▶ [Exercise directions]: Take the material below and retype it in full; pictures are left out.
##### Given data #####
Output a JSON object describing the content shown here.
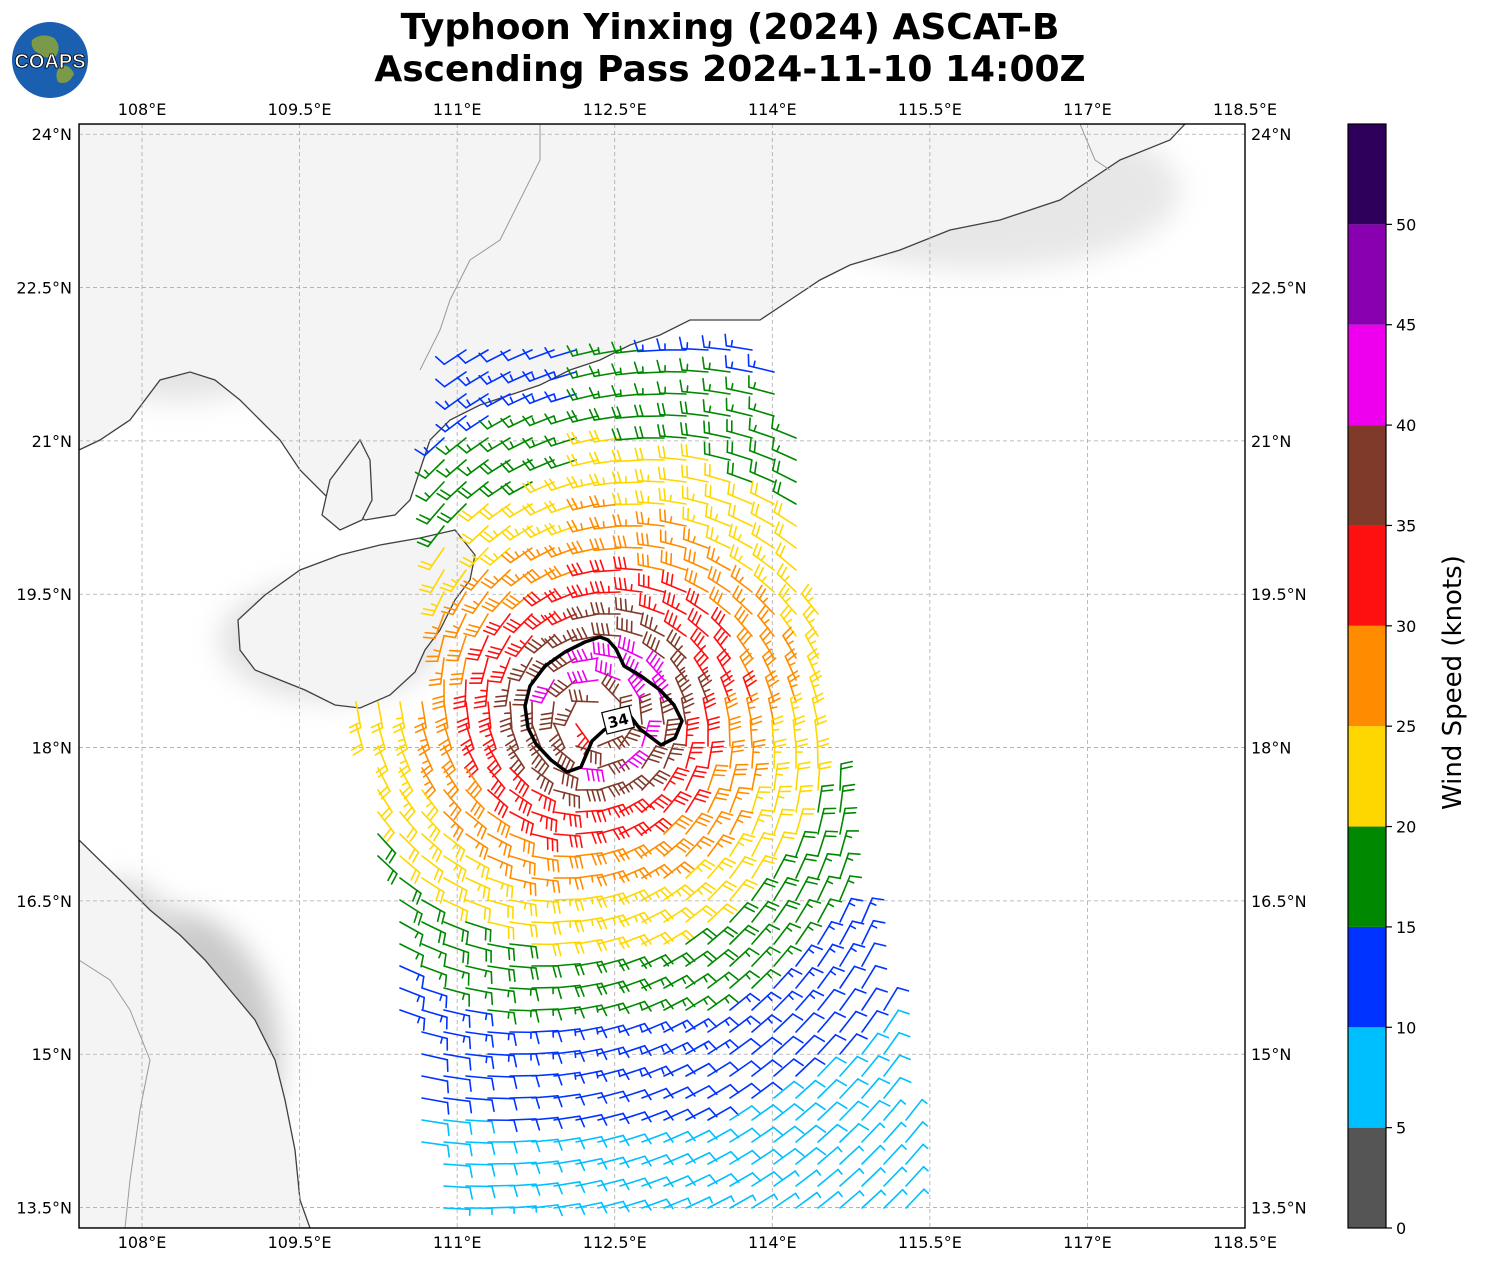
{
  "title": {
    "line1": "Typhoon Yinxing (2024) ASCAT-B",
    "line2": "Ascending Pass 2024-11-10 14:00Z"
  },
  "logo": {
    "text": "COAPS",
    "icon": "globe-logo-icon"
  },
  "map": {
    "lon_range": [
      107.4,
      118.5
    ],
    "lat_range": [
      13.3,
      24.1
    ],
    "lon_ticks": [
      "108°E",
      "109.5°E",
      "111°E",
      "112.5°E",
      "114°E",
      "115.5°E",
      "117°E",
      "118.5°E"
    ],
    "lat_ticks": [
      "24°N",
      "22.5°N",
      "21°N",
      "19.5°N",
      "18°N",
      "16.5°N",
      "15°N",
      "13.5°N"
    ],
    "grid": true,
    "contour_label": "34",
    "center": {
      "lon": 112.3,
      "lat": 18.3
    }
  },
  "colorbar": {
    "label": "Wind Speed (knots)",
    "ticks": [
      "0",
      "5",
      "10",
      "15",
      "20",
      "25",
      "30",
      "35",
      "40",
      "45",
      "50"
    ],
    "colors": [
      "#555555",
      "#00bfff",
      "#0033ff",
      "#008800",
      "#ffd700",
      "#ff8c00",
      "#ff1010",
      "#803a2a",
      "#ee00ee",
      "#8800b0",
      "#2e005c"
    ]
  }
}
#####
▶ [Task response]:
Output a JSON object describing the content shown here.
{
  "title": {
    "line1": "Typhoon Yinxing (2024) ASCAT-B",
    "line2": "Ascending Pass 2024-11-10 14:00Z"
  },
  "logo": {
    "text": "COAPS",
    "icon": "globe-logo-icon"
  },
  "map": {
    "lon_range": [
      107.4,
      118.5
    ],
    "lat_range": [
      13.3,
      24.1
    ],
    "lon_ticks": [
      "108°E",
      "109.5°E",
      "111°E",
      "112.5°E",
      "114°E",
      "115.5°E",
      "117°E",
      "118.5°E"
    ],
    "lat_ticks": [
      "24°N",
      "22.5°N",
      "21°N",
      "19.5°N",
      "18°N",
      "16.5°N",
      "15°N",
      "13.5°N"
    ],
    "grid": true,
    "contour_label": "34",
    "center": {
      "lon": 112.3,
      "lat": 18.3
    }
  },
  "colorbar": {
    "label": "Wind Speed (knots)",
    "ticks": [
      "0",
      "5",
      "10",
      "15",
      "20",
      "25",
      "30",
      "35",
      "40",
      "45",
      "50"
    ],
    "colors": [
      "#555555",
      "#00bfff",
      "#0033ff",
      "#008800",
      "#ffd700",
      "#ff8c00",
      "#ff1010",
      "#803a2a",
      "#ee00ee",
      "#8800b0",
      "#2e005c"
    ]
  }
}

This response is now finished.